Search the records below for the word "icon". Pull out each line that has it.

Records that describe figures
— Start —
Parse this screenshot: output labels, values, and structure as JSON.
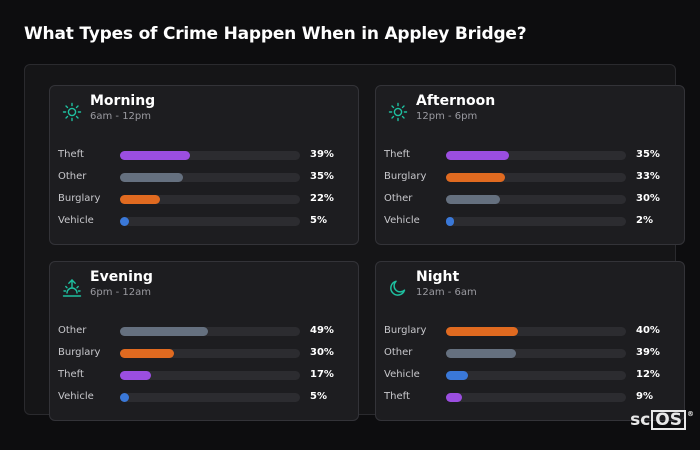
{
  "page": {
    "title": "What Types of Crime Happen When in Appley Bridge?"
  },
  "colors": {
    "theft": "#9b4ee0",
    "other": "#65707f",
    "burglary": "#e06a20",
    "vehicle": "#3a78d8",
    "icon": "#1ec0a0"
  },
  "cards": [
    {
      "title": "Morning",
      "subtitle": "6am - 12pm",
      "icon": "sun-icon",
      "rows": [
        {
          "label": "Theft",
          "value": "39%",
          "pct": 39,
          "key": "theft"
        },
        {
          "label": "Other",
          "value": "35%",
          "pct": 35,
          "key": "other"
        },
        {
          "label": "Burglary",
          "value": "22%",
          "pct": 22,
          "key": "burglary"
        },
        {
          "label": "Vehicle",
          "value": "5%",
          "pct": 5,
          "key": "vehicle"
        }
      ]
    },
    {
      "title": "Afternoon",
      "subtitle": "12pm - 6pm",
      "icon": "sun-icon",
      "rows": [
        {
          "label": "Theft",
          "value": "35%",
          "pct": 35,
          "key": "theft"
        },
        {
          "label": "Burglary",
          "value": "33%",
          "pct": 33,
          "key": "burglary"
        },
        {
          "label": "Other",
          "value": "30%",
          "pct": 30,
          "key": "other"
        },
        {
          "label": "Vehicle",
          "value": "2%",
          "pct": 2,
          "key": "vehicle"
        }
      ]
    },
    {
      "title": "Evening",
      "subtitle": "6pm - 12am",
      "icon": "sunset-icon",
      "rows": [
        {
          "label": "Other",
          "value": "49%",
          "pct": 49,
          "key": "other"
        },
        {
          "label": "Burglary",
          "value": "30%",
          "pct": 30,
          "key": "burglary"
        },
        {
          "label": "Theft",
          "value": "17%",
          "pct": 17,
          "key": "theft"
        },
        {
          "label": "Vehicle",
          "value": "5%",
          "pct": 5,
          "key": "vehicle"
        }
      ]
    },
    {
      "title": "Night",
      "subtitle": "12am - 6am",
      "icon": "moon-icon",
      "rows": [
        {
          "label": "Burglary",
          "value": "40%",
          "pct": 40,
          "key": "burglary"
        },
        {
          "label": "Other",
          "value": "39%",
          "pct": 39,
          "key": "other"
        },
        {
          "label": "Vehicle",
          "value": "12%",
          "pct": 12,
          "key": "vehicle"
        },
        {
          "label": "Theft",
          "value": "9%",
          "pct": 9,
          "key": "theft"
        }
      ]
    }
  ],
  "logo": {
    "prefix": "sc",
    "boxed": "OS",
    "mark": "®"
  }
}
— End —
Correct output:
    "icon": "#1ec0a0"
      "icon": "sun-icon",
      "icon": "sun-icon",
      "icon": "sunset-icon",
      "icon": "moon-icon",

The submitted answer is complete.